Short problem — Pick out the lines containing "Visoke".

Entries shown —
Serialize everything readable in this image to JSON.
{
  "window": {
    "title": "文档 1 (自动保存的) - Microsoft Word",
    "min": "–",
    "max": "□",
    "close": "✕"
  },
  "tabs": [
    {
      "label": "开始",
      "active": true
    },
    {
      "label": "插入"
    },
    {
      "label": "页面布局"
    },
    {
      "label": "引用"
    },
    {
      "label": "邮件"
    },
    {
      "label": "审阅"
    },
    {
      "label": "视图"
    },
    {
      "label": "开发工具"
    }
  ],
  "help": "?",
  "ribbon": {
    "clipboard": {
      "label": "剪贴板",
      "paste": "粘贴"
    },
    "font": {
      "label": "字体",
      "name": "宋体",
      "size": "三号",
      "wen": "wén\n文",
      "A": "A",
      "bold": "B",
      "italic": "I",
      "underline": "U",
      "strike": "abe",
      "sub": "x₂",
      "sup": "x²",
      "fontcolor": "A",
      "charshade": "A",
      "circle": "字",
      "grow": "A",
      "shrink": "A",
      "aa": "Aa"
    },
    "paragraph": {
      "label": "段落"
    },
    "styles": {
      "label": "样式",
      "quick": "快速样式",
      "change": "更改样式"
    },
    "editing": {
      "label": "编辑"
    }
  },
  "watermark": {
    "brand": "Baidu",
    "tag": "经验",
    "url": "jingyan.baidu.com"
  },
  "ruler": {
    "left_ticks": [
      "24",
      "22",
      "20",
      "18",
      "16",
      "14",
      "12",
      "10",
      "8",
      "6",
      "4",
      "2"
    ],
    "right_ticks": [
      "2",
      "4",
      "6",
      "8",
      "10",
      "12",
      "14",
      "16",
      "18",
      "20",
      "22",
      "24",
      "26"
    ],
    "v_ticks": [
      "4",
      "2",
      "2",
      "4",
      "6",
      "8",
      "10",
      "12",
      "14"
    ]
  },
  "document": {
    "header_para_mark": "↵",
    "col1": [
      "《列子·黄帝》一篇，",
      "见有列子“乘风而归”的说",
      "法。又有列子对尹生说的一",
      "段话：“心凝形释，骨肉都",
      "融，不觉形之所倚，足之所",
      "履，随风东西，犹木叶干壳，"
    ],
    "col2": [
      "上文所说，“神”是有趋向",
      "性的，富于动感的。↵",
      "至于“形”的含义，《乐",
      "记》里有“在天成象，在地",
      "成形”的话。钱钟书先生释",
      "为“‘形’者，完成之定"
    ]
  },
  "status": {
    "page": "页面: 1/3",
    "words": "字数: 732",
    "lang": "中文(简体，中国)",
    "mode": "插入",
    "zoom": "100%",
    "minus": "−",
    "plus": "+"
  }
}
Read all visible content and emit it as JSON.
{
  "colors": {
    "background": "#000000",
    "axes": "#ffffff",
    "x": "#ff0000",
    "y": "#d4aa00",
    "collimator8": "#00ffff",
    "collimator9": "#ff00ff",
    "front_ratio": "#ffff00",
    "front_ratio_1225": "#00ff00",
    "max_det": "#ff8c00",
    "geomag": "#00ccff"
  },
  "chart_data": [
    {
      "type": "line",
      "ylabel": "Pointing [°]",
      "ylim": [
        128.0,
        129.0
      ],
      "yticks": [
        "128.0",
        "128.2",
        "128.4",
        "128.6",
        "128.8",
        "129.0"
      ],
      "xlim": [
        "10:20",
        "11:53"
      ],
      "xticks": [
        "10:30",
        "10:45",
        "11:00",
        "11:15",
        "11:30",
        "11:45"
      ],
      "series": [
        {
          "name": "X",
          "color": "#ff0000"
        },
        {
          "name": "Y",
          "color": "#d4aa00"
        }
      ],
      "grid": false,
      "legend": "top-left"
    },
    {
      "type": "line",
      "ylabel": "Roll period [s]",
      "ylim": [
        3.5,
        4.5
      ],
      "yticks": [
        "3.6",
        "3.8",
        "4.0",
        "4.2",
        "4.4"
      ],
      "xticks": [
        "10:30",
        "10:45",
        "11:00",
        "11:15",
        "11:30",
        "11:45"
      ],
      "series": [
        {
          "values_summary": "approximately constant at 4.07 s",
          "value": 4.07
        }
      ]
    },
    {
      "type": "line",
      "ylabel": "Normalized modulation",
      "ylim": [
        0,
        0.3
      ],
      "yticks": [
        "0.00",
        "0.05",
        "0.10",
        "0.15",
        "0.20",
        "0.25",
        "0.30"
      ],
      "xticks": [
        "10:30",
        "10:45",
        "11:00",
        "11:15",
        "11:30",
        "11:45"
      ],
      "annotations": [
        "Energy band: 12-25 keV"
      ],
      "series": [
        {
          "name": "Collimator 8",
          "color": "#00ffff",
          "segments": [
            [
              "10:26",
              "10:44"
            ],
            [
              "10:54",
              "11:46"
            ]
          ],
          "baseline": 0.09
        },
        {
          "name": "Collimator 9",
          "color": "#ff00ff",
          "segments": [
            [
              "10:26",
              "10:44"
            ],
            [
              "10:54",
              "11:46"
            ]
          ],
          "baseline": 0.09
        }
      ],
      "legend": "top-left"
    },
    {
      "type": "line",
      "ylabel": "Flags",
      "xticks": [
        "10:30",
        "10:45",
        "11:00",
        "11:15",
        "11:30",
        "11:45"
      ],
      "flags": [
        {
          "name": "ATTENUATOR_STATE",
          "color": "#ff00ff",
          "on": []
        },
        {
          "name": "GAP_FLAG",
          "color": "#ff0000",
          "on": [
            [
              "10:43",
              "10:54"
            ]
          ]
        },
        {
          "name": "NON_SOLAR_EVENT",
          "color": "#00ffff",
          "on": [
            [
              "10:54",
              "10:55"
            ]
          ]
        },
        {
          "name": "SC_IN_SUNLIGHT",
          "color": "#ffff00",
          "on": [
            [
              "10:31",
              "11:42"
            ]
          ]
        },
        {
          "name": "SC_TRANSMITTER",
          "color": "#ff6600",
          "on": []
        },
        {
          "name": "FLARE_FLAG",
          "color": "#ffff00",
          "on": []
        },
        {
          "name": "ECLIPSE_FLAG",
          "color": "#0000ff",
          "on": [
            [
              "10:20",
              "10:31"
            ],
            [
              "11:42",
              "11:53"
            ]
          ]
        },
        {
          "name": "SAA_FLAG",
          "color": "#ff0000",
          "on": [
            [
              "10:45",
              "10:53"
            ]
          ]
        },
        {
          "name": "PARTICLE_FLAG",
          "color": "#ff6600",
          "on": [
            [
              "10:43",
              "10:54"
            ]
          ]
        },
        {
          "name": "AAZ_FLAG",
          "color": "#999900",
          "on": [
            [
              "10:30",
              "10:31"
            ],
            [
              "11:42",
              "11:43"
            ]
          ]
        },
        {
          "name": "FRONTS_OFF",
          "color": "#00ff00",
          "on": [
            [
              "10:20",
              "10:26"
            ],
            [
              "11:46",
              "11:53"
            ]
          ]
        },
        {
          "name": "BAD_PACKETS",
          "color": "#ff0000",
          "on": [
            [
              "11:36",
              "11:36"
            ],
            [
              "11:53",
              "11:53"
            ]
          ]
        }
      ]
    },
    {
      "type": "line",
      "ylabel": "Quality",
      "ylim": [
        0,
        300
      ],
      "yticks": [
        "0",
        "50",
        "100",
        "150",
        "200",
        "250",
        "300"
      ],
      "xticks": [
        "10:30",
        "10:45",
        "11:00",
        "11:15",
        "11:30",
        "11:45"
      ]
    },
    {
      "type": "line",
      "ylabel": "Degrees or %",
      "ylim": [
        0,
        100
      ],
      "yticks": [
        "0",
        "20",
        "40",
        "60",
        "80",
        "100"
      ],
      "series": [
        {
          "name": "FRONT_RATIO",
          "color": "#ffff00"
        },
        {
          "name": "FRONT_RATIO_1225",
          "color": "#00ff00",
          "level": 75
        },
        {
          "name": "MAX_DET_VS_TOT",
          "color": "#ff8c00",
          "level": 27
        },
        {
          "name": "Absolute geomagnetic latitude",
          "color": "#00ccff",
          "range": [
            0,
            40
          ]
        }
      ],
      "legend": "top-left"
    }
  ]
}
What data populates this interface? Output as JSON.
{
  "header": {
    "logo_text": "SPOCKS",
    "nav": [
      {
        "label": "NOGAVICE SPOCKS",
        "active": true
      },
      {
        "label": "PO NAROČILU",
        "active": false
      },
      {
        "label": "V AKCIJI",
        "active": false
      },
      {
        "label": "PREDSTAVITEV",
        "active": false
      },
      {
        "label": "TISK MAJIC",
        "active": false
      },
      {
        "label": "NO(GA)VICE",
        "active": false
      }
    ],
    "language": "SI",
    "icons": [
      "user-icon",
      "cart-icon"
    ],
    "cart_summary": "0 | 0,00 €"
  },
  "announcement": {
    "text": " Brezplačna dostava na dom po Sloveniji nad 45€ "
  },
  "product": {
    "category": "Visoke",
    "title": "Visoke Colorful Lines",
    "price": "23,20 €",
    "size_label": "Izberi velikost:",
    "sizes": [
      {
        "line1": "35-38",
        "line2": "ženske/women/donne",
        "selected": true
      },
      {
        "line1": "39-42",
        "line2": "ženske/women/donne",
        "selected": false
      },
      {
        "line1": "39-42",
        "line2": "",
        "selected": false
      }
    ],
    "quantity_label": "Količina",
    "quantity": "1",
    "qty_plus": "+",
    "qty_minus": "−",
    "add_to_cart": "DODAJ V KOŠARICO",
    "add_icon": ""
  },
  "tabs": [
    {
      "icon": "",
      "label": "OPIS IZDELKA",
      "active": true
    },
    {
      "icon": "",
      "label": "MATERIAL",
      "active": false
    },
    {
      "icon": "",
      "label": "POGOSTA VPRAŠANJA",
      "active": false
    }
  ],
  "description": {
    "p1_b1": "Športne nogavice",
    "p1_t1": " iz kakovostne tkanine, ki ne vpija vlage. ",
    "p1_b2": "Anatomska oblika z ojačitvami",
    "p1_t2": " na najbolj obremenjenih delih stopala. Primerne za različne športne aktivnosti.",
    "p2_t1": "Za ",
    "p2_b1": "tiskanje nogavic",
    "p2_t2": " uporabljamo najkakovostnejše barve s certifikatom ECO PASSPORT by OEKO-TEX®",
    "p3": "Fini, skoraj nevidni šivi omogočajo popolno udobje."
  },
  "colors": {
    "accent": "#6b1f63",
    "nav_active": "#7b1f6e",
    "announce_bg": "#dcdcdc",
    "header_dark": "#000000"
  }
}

Task solution —
    "category": "Visoke",
    "title": "Visoke Colorful Lines",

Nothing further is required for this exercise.